[Dataset entries]
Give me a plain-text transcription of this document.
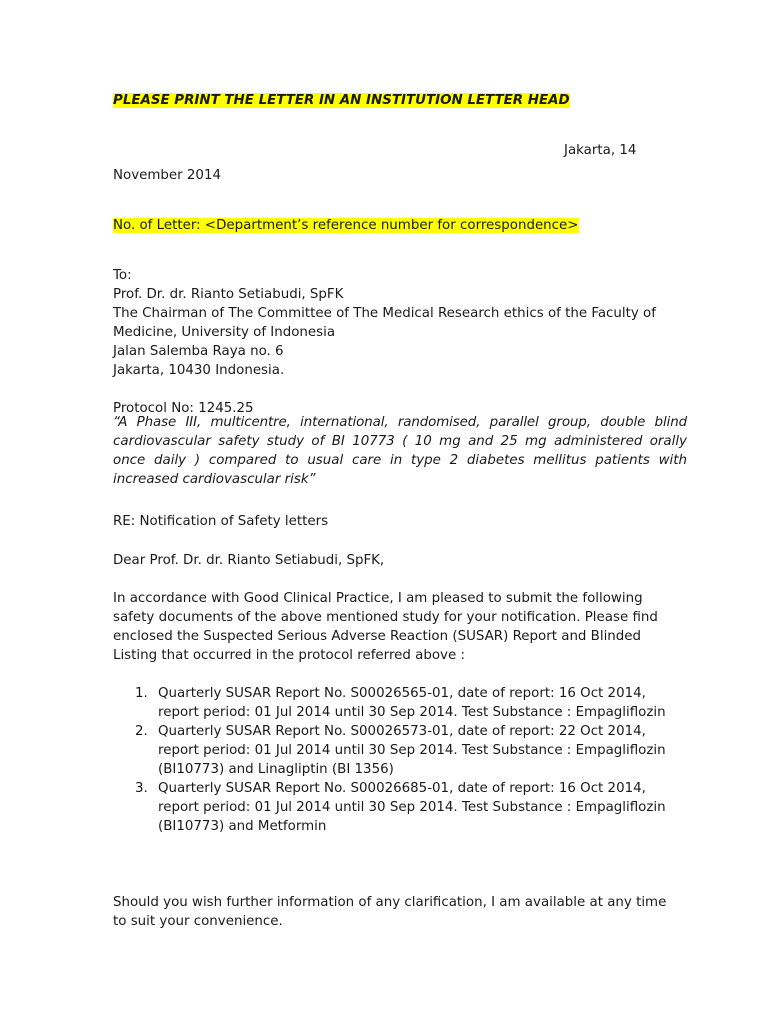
PLEASE PRINT THE LETTER IN AN INSTITUTION LETTER HEAD
Jakarta, 14
November 2014
No. of Letter: <Department’s reference number for correspondence>
To:
Prof. Dr. dr. Rianto Setiabudi, SpFK
The Chairman of The Committee of The Medical Research ethics of the Faculty of
Medicine, University of Indonesia
Jalan Salemba Raya no. 6
Jakarta, 10430 Indonesia.
Protocol No: 1245.25
“A Phase III, multicentre, international, randomised, parallel group, double blind
cardiovascular safety study of BI 10773 ( 10 mg and 25 mg administered orally
once daily ) compared to usual care in type 2 diabetes mellitus patients with
increased cardiovascular risk”
RE: Notification of Safety letters
Dear Prof. Dr. dr. Rianto Setiabudi, SpFK,
In accordance with Good Clinical Practice, I am pleased to submit the following
safety documents of the above mentioned study for your notification. Please find
enclosed the Suspected Serious Adverse Reaction (SUSAR) Report and Blinded
Listing that occurred in the protocol referred above :
1. Quarterly SUSAR Report No. S00026565-01, date of report: 16 Oct 2014,
report period: 01 Jul 2014 until 30 Sep 2014. Test Substance : Empagliflozin
2. Quarterly SUSAR Report No. S00026573-01, date of report: 22 Oct 2014,
report period: 01 Jul 2014 until 30 Sep 2014. Test Substance : Empagliflozin
(BI10773) and Linagliptin (BI 1356)
3. Quarterly SUSAR Report No. S00026685-01, date of report: 16 Oct 2014,
report period: 01 Jul 2014 until 30 Sep 2014. Test Substance : Empagliflozin
(BI10773) and Metformin
Should you wish further information of any clarification, I am available at any time
to suit your convenience.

§ To do
Images must not appear; print each record precisely as it reads.

§ Response
Give me a plain-text transcription of this document.
PLEASE PRINT THE LETTER IN AN INSTITUTION LETTER HEAD
Jakarta, 14
November 2014
No. of Letter: <Department’s reference number for correspondence>
To:
Prof. Dr. dr. Rianto Setiabudi, SpFK
The Chairman of The Committee of The Medical Research ethics of the Faculty of
Medicine, University of Indonesia
Jalan Salemba Raya no. 6
Jakarta, 10430 Indonesia.
Protocol No: 1245.25
“A Phase III, multicentre, international, randomised, parallel group, double blind
cardiovascular safety study of BI 10773 ( 10 mg and 25 mg administered orally
once daily ) compared to usual care in type 2 diabetes mellitus patients with
increased cardiovascular risk”
RE: Notification of Safety letters
Dear Prof. Dr. dr. Rianto Setiabudi, SpFK,
In accordance with Good Clinical Practice, I am pleased to submit the following
safety documents of the above mentioned study for your notification. Please find
enclosed the Suspected Serious Adverse Reaction (SUSAR) Report and Blinded
Listing that occurred in the protocol referred above :
1. Quarterly SUSAR Report No. S00026565-01, date of report: 16 Oct 2014,
report period: 01 Jul 2014 until 30 Sep 2014. Test Substance : Empagliflozin
2. Quarterly SUSAR Report No. S00026573-01, date of report: 22 Oct 2014,
report period: 01 Jul 2014 until 30 Sep 2014. Test Substance : Empagliflozin
(BI10773) and Linagliptin (BI 1356)
3. Quarterly SUSAR Report No. S00026685-01, date of report: 16 Oct 2014,
report period: 01 Jul 2014 until 30 Sep 2014. Test Substance : Empagliflozin
(BI10773) and Metformin
Should you wish further information of any clarification, I am available at any time
to suit your convenience.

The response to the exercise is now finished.